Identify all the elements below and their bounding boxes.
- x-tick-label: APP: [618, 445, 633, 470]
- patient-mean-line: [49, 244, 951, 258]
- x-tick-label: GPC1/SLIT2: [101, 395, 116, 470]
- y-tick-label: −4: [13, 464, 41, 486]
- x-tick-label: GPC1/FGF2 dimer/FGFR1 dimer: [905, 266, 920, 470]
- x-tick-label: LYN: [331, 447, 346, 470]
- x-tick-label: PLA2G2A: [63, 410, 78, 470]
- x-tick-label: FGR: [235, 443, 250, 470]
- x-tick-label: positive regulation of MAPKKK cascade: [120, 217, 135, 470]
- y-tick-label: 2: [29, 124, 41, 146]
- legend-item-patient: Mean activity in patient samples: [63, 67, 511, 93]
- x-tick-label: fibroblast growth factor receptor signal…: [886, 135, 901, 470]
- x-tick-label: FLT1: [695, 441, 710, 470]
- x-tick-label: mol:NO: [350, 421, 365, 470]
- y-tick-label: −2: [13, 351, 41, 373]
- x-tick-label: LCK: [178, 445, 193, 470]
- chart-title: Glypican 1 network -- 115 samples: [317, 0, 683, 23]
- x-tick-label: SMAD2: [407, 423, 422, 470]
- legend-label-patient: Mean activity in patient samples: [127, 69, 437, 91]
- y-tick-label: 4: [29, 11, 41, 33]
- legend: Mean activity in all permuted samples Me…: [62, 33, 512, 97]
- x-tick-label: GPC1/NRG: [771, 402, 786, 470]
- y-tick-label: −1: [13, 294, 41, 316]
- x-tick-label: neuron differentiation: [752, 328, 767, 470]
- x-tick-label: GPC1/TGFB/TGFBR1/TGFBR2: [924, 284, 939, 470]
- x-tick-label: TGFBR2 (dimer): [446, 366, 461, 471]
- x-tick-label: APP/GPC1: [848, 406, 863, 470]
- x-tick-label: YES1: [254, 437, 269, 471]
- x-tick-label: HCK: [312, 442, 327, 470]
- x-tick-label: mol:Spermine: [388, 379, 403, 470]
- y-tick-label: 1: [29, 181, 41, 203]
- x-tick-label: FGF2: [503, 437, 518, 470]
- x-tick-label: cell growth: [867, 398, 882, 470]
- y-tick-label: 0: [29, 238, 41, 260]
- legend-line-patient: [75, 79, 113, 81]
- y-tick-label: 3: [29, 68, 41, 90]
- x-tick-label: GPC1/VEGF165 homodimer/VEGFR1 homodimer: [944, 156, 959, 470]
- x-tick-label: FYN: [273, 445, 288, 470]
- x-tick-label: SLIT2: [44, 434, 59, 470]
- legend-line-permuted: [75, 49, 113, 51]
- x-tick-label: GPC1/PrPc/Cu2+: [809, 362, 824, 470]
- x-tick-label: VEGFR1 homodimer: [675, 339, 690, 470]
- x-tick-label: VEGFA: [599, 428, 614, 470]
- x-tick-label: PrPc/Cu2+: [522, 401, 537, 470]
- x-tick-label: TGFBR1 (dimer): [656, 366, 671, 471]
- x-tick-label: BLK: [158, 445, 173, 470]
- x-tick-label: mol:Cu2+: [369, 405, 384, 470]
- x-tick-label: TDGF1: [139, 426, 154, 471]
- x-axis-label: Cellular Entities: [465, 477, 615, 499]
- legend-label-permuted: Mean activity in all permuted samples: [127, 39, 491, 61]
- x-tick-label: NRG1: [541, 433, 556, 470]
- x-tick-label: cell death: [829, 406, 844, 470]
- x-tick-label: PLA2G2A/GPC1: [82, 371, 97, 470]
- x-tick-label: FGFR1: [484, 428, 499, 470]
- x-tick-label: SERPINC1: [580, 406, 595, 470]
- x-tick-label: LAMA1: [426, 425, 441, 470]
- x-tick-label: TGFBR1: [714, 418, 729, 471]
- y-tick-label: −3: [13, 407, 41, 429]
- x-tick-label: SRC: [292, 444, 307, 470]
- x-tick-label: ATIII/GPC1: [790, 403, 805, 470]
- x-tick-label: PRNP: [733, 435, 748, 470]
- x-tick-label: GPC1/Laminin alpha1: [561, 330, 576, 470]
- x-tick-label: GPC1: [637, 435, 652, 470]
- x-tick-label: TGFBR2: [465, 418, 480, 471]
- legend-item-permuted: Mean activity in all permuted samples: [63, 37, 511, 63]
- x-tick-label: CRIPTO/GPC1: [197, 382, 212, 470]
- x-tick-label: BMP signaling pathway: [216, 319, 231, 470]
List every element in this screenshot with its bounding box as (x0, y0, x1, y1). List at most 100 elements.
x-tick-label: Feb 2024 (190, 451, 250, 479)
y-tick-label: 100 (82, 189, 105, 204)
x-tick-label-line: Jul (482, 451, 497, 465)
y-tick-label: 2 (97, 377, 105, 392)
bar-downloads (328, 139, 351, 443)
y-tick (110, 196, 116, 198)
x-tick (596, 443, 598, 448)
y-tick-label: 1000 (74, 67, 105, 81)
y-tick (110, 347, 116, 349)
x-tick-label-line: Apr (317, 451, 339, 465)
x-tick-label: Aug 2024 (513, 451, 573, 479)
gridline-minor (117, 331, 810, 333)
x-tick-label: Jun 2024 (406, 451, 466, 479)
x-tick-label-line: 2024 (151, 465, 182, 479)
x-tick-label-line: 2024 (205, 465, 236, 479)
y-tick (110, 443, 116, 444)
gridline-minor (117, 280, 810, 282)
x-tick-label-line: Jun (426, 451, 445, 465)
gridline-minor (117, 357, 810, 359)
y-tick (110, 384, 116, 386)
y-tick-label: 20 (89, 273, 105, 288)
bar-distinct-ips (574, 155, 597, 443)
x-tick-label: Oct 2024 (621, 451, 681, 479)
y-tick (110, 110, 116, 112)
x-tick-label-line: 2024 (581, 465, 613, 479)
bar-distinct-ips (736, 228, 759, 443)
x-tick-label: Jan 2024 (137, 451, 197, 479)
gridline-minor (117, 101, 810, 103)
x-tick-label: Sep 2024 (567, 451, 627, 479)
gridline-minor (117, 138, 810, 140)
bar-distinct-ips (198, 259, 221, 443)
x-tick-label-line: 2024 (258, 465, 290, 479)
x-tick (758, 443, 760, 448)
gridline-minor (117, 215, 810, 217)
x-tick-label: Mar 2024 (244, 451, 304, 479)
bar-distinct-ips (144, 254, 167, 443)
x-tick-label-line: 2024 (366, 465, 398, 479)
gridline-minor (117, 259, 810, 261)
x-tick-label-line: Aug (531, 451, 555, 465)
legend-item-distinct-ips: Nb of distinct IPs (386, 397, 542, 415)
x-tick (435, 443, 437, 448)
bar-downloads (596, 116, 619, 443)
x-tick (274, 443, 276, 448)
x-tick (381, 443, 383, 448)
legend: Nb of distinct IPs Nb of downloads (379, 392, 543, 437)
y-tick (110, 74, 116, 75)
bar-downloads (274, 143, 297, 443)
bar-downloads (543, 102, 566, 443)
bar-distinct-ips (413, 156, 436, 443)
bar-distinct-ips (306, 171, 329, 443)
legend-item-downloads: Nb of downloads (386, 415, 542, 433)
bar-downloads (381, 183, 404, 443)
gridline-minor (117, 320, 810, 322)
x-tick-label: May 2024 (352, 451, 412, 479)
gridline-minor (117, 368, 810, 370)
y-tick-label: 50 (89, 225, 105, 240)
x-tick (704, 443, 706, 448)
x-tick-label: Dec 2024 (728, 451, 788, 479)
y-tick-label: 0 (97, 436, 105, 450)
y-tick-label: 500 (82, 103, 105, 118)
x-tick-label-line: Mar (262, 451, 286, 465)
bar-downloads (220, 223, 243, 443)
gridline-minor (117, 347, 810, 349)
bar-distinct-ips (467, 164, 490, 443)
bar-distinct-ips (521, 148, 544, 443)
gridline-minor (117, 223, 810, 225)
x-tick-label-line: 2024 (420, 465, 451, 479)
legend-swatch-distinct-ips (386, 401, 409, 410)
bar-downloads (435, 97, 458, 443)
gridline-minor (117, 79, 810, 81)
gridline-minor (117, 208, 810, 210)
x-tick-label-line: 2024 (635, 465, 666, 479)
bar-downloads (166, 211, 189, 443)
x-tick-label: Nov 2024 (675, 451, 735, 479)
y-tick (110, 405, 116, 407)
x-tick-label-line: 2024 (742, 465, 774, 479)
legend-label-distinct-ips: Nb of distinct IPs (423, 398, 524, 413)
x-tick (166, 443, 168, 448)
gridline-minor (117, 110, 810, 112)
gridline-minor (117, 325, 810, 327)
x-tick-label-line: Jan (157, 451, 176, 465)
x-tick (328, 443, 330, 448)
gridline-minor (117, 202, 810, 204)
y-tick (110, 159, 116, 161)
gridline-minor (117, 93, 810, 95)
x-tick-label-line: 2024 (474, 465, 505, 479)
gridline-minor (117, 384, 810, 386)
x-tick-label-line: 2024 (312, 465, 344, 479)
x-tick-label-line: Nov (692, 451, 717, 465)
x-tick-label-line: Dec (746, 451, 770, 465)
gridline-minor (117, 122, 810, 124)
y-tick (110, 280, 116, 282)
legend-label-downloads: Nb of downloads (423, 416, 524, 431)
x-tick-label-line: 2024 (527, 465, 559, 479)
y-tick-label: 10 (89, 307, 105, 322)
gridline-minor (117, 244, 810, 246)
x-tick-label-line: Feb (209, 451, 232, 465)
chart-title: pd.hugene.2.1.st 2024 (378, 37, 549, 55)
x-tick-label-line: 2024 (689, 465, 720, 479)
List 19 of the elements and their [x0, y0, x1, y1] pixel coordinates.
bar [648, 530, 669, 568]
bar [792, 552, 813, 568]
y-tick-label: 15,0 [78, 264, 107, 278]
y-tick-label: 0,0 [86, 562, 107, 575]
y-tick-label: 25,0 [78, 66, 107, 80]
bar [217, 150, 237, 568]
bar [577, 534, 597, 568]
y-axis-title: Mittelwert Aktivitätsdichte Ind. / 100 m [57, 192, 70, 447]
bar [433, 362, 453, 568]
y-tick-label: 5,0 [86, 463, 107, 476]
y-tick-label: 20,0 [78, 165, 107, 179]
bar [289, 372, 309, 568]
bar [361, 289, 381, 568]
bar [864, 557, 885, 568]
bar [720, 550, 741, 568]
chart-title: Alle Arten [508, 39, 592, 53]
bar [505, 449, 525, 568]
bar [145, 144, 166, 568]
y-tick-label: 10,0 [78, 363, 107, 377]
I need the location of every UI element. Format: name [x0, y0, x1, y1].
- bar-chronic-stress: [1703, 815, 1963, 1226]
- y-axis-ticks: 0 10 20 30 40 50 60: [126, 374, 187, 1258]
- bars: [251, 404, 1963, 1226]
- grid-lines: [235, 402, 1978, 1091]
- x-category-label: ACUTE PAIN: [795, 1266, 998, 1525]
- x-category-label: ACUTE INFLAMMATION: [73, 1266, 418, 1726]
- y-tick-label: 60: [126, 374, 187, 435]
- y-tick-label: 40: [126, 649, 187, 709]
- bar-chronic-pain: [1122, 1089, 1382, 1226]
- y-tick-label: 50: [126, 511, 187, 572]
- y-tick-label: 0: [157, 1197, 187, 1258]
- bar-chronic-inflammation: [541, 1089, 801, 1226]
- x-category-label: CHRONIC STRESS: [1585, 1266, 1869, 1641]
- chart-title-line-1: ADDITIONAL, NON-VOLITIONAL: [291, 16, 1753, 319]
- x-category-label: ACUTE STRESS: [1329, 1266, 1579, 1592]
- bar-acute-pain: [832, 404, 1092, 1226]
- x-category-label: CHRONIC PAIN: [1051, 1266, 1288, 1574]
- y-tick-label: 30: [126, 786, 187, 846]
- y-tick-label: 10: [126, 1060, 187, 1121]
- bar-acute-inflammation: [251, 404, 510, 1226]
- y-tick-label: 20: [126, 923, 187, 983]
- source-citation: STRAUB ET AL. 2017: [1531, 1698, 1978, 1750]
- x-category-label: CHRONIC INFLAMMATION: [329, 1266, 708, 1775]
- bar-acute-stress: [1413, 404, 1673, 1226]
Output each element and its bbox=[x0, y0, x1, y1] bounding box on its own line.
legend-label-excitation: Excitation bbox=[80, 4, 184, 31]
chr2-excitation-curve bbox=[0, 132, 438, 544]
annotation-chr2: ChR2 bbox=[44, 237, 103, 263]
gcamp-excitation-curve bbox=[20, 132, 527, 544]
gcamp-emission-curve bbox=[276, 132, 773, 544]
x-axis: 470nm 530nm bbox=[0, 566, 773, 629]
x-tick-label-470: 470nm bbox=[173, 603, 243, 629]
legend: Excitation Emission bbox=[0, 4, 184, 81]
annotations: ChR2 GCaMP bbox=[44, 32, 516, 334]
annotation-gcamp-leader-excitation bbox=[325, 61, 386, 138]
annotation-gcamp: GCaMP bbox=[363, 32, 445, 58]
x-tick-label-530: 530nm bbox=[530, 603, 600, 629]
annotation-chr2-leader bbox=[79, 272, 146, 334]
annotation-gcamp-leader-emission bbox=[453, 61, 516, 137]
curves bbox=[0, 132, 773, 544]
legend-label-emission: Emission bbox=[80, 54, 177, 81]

### What is being asked
Convert the lines of the items above, from the very first line through the line containing "- y-tick-label: −4: [13, 464, 41, 486]" (both included), into a JSON list of strings with one string per line, omitting blank lines.

### Solution below
[
  "Identify all the elements below and their bounding boxes.",
  "- x-tick-label: APP: [618, 445, 633, 470]",
  "- patient-mean-line: [49, 244, 951, 258]",
  "- x-tick-label: GPC1/SLIT2: [101, 395, 116, 470]",
  "- y-tick-label: −4: [13, 464, 41, 486]"
]